*EXERCISE BRIEF:* Switch "y-tick-label" to "y-axis-label" in the records, starting from their first line and stopping after the line that contains "series-group <box>69 56 765 255</box>". Give back only those lines, with everything else left as is.

*MATERIAL FOR THIS TASK:*
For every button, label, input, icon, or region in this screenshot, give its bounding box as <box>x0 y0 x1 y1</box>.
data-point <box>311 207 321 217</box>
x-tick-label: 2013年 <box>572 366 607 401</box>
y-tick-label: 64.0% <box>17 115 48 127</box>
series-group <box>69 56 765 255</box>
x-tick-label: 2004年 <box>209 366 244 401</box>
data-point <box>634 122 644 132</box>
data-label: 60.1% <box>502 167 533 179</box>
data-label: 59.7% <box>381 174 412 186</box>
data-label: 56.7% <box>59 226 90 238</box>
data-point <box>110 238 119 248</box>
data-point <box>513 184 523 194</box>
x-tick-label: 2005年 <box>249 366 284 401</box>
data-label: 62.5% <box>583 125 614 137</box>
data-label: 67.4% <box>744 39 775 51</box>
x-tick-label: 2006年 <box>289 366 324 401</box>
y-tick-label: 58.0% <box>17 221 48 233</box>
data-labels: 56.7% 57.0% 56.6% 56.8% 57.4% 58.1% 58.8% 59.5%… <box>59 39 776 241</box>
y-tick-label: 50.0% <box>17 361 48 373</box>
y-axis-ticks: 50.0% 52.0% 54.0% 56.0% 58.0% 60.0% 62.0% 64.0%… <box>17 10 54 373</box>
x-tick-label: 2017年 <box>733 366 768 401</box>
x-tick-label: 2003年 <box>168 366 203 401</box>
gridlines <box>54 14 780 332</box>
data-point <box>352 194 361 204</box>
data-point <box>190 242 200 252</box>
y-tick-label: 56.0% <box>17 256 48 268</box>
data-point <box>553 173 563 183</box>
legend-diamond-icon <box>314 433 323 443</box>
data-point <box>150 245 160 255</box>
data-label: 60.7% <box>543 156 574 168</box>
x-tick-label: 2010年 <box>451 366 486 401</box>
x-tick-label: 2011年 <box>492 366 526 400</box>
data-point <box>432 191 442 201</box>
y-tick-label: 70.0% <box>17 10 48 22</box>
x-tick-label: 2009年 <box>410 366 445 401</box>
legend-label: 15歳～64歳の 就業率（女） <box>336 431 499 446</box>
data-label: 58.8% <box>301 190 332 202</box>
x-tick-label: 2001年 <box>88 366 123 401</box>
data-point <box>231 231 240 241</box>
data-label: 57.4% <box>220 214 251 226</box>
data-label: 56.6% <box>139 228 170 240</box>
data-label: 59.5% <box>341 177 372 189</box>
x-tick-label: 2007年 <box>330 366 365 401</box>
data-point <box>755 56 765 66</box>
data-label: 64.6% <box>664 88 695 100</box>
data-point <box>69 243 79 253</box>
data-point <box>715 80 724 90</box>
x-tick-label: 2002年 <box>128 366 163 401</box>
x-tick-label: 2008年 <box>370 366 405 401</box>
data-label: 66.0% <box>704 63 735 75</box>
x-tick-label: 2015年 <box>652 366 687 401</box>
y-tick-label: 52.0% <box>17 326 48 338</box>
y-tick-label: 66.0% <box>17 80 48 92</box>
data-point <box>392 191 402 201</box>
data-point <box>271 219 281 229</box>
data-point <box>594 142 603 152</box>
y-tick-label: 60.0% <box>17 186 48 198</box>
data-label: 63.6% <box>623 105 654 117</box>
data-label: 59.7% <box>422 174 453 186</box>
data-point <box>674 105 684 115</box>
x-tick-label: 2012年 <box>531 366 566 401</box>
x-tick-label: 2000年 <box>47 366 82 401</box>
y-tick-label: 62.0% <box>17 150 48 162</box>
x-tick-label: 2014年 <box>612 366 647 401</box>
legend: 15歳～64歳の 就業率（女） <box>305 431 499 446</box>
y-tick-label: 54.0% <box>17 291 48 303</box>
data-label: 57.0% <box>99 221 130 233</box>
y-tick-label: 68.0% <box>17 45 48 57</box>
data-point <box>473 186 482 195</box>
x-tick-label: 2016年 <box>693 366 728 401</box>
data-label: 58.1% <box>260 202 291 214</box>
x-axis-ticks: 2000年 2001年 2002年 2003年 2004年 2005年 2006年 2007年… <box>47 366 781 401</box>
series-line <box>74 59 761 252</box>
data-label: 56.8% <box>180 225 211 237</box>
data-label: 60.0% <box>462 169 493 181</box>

*FULL RESPONSE:*
For every button, label, input, icon, or region in this screenshot, give its bounding box as <box>x0 y0 x1 y1</box>.
data-point <box>311 207 321 217</box>
x-tick-label: 2013年 <box>572 366 607 401</box>
y-axis-label: 64.0% <box>17 115 48 127</box>
series-group <box>69 56 765 255</box>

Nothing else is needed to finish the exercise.